▶ _DATASET EXTRACT_:
○ ○ ○ ○
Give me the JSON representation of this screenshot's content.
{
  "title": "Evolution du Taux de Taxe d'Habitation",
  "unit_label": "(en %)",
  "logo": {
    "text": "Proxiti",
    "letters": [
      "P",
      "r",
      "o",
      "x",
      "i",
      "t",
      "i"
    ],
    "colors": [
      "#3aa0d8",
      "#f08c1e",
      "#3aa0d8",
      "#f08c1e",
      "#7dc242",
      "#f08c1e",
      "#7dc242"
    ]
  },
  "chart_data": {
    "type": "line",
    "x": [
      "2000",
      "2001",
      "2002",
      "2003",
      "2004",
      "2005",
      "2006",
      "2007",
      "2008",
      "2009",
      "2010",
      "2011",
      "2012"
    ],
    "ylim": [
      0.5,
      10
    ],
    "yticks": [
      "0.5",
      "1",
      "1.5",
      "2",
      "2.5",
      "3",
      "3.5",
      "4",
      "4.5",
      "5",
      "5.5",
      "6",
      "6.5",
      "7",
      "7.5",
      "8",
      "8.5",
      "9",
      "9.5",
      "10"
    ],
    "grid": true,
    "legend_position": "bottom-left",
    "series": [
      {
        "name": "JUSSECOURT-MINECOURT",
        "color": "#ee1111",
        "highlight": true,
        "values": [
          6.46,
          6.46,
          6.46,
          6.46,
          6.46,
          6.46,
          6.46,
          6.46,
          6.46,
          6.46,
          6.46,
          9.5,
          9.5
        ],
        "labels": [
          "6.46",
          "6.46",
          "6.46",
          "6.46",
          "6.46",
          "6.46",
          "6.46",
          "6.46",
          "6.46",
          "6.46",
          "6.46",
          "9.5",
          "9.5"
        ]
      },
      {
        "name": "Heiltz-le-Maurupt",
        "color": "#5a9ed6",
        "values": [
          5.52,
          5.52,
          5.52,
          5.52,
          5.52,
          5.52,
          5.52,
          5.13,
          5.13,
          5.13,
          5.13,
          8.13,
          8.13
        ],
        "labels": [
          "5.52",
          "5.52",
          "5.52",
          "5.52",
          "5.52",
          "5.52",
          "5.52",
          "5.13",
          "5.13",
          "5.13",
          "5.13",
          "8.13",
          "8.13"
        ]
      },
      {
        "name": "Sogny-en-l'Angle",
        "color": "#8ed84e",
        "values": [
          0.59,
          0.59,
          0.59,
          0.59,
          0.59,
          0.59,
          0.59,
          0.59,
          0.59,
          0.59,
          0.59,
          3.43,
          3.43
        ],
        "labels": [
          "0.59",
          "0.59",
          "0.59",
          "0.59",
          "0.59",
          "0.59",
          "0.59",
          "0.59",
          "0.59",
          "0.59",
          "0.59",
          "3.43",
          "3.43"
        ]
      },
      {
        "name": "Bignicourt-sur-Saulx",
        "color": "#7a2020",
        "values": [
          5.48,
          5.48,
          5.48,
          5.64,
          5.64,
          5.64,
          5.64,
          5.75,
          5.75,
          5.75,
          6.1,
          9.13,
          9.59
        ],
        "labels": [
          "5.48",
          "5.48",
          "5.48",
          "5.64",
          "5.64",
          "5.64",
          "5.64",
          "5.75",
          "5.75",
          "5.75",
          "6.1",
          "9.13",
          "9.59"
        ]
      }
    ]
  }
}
○ ○ ○ ○
▶ _INSTRUCTION_:
Write the material out again in its entirety, exactly as shown.

▶ _THE RESPONSE_:
Give me the JSON representation of this screenshot's content.
{
  "title": "Evolution du Taux de Taxe d'Habitation",
  "unit_label": "(en %)",
  "logo": {
    "text": "Proxiti",
    "letters": [
      "P",
      "r",
      "o",
      "x",
      "i",
      "t",
      "i"
    ],
    "colors": [
      "#3aa0d8",
      "#f08c1e",
      "#3aa0d8",
      "#f08c1e",
      "#7dc242",
      "#f08c1e",
      "#7dc242"
    ]
  },
  "chart_data": {
    "type": "line",
    "x": [
      "2000",
      "2001",
      "2002",
      "2003",
      "2004",
      "2005",
      "2006",
      "2007",
      "2008",
      "2009",
      "2010",
      "2011",
      "2012"
    ],
    "ylim": [
      0.5,
      10
    ],
    "yticks": [
      "0.5",
      "1",
      "1.5",
      "2",
      "2.5",
      "3",
      "3.5",
      "4",
      "4.5",
      "5",
      "5.5",
      "6",
      "6.5",
      "7",
      "7.5",
      "8",
      "8.5",
      "9",
      "9.5",
      "10"
    ],
    "grid": true,
    "legend_position": "bottom-left",
    "series": [
      {
        "name": "JUSSECOURT-MINECOURT",
        "color": "#ee1111",
        "highlight": true,
        "values": [
          6.46,
          6.46,
          6.46,
          6.46,
          6.46,
          6.46,
          6.46,
          6.46,
          6.46,
          6.46,
          6.46,
          9.5,
          9.5
        ],
        "labels": [
          "6.46",
          "6.46",
          "6.46",
          "6.46",
          "6.46",
          "6.46",
          "6.46",
          "6.46",
          "6.46",
          "6.46",
          "6.46",
          "9.5",
          "9.5"
        ]
      },
      {
        "name": "Heiltz-le-Maurupt",
        "color": "#5a9ed6",
        "values": [
          5.52,
          5.52,
          5.52,
          5.52,
          5.52,
          5.52,
          5.52,
          5.13,
          5.13,
          5.13,
          5.13,
          8.13,
          8.13
        ],
        "labels": [
          "5.52",
          "5.52",
          "5.52",
          "5.52",
          "5.52",
          "5.52",
          "5.52",
          "5.13",
          "5.13",
          "5.13",
          "5.13",
          "8.13",
          "8.13"
        ]
      },
      {
        "name": "Sogny-en-l'Angle",
        "color": "#8ed84e",
        "values": [
          0.59,
          0.59,
          0.59,
          0.59,
          0.59,
          0.59,
          0.59,
          0.59,
          0.59,
          0.59,
          0.59,
          3.43,
          3.43
        ],
        "labels": [
          "0.59",
          "0.59",
          "0.59",
          "0.59",
          "0.59",
          "0.59",
          "0.59",
          "0.59",
          "0.59",
          "0.59",
          "0.59",
          "3.43",
          "3.43"
        ]
      },
      {
        "name": "Bignicourt-sur-Saulx",
        "color": "#7a2020",
        "values": [
          5.48,
          5.48,
          5.48,
          5.64,
          5.64,
          5.64,
          5.64,
          5.75,
          5.75,
          5.75,
          6.1,
          9.13,
          9.59
        ],
        "labels": [
          "5.48",
          "5.48",
          "5.48",
          "5.64",
          "5.64",
          "5.64",
          "5.64",
          "5.75",
          "5.75",
          "5.75",
          "6.1",
          "9.13",
          "9.59"
        ]
      }
    ]
  }
}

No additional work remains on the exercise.